--- start Extracted entries ---

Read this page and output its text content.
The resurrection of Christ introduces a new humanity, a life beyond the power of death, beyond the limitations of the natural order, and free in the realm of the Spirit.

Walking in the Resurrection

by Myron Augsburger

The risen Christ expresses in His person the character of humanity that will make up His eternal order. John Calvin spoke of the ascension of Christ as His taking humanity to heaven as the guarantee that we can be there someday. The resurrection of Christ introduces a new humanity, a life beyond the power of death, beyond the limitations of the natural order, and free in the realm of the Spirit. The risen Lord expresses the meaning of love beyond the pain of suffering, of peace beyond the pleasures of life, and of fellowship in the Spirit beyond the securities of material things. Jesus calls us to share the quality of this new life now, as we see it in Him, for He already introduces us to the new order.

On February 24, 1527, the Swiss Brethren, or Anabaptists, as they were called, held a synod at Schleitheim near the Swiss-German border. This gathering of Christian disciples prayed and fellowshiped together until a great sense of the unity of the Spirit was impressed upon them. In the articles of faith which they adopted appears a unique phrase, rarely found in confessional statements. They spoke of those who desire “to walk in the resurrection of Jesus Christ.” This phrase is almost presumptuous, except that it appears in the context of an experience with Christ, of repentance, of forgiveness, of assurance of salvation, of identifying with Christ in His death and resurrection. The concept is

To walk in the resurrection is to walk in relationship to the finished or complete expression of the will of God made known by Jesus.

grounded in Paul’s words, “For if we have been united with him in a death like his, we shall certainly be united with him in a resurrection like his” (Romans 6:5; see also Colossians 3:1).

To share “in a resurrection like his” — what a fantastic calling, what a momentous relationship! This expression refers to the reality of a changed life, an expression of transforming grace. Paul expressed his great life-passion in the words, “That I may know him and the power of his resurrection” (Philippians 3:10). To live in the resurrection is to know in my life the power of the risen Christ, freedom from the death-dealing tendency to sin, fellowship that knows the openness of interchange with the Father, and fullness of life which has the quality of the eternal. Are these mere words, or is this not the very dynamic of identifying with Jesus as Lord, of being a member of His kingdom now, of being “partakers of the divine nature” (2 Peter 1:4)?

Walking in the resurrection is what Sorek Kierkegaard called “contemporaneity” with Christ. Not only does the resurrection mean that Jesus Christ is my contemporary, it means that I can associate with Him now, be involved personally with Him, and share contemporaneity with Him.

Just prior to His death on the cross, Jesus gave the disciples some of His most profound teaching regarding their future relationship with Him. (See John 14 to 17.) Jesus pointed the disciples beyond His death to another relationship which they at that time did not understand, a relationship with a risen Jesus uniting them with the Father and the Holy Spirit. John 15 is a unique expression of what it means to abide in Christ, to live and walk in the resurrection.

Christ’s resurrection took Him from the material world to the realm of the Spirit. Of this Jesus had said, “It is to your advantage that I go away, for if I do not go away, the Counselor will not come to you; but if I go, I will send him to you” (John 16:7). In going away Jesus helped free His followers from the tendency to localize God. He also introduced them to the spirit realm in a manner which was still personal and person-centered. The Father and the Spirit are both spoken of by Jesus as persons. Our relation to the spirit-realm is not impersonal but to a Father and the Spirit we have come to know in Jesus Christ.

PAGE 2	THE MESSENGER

--- end Extracted entries ---

■ What you are asked to do
Return all of the entries exactly as written.

■ Response below
Read this page and output its text content.
The resurrection of Christ introduces a new humanity, a life beyond the power of death, beyond the limitations of the natural order, and free in the realm of the Spirit.

Walking in the Resurrection

by Myron Augsburger

The risen Christ expresses in His person the character of humanity that will make up His eternal order. John Calvin spoke of the ascension of Christ as His taking humanity to heaven as the guarantee that we can be there someday. The resurrection of Christ introduces a new humanity, a life beyond the power of death, beyond the limitations of the natural order, and free in the realm of the Spirit. The risen Lord expresses the meaning of love beyond the pain of suffering, of peace beyond the pleasures of life, and of fellowship in the Spirit beyond the securities of material things. Jesus calls us to share the quality of this new life now, as we see it in Him, for He already introduces us to the new order.

On February 24, 1527, the Swiss Brethren, or Anabaptists, as they were called, held a synod at Schleitheim near the Swiss-German border. This gathering of Christian disciples prayed and fellowshiped together until a great sense of the unity of the Spirit was impressed upon them. In the articles of faith which they adopted appears a unique phrase, rarely found in confessional statements. They spoke of those who desire “to walk in the resurrection of Jesus Christ.” This phrase is almost presumptuous, except that it appears in the context of an experience with Christ, of repentance, of forgiveness, of assurance of salvation, of identifying with Christ in His death and resurrection. The concept is

To walk in the resurrection is to walk in relationship to the finished or complete expression of the will of God made known by Jesus.

grounded in Paul’s words, “For if we have been united with him in a death like his, we shall certainly be united with him in a resurrection like his” (Romans 6:5; see also Colossians 3:1).

To share “in a resurrection like his” — what a fantastic calling, what a momentous relationship! This expression refers to the reality of a changed life, an expression of transforming grace. Paul expressed his great life-passion in the words, “That I may know him and the power of his resurrection” (Philippians 3:10). To live in the resurrection is to know in my life the power of the risen Christ, freedom from the death-dealing tendency to sin, fellowship that knows the openness of interchange with the Father, and fullness of life which has the quality of the eternal. Are these mere words, or is this not the very dynamic of identifying with Jesus as Lord, of being a member of His kingdom now, of being “partakers of the divine nature” (2 Peter 1:4)?

Walking in the resurrection is what Sorek Kierkegaard called “contemporaneity” with Christ. Not only does the resurrection mean that Jesus Christ is my contemporary, it means that I can associate with Him now, be involved personally with Him, and share contemporaneity with Him.

Just prior to His death on the cross, Jesus gave the disciples some of His most profound teaching regarding their future relationship with Him. (See John 14 to 17.) Jesus pointed the disciples beyond His death to another relationship which they at that time did not understand, a relationship with a risen Jesus uniting them with the Father and the Holy Spirit. John 15 is a unique expression of what it means to abide in Christ, to live and walk in the resurrection.

Christ’s resurrection took Him from the material world to the realm of the Spirit. Of this Jesus had said, “It is to your advantage that I go away, for if I do not go away, the Counselor will not come to you; but if I go, I will send him to you” (John 16:7). In going away Jesus helped free His followers from the tendency to localize God. He also introduced them to the spirit realm in a manner which was still personal and person-centered. The Father and the Spirit are both spoken of by Jesus as persons. Our relation to the spirit-realm is not impersonal but to a Father and the Spirit we have come to know in Jesus Christ.

PAGE 2	THE MESSENGER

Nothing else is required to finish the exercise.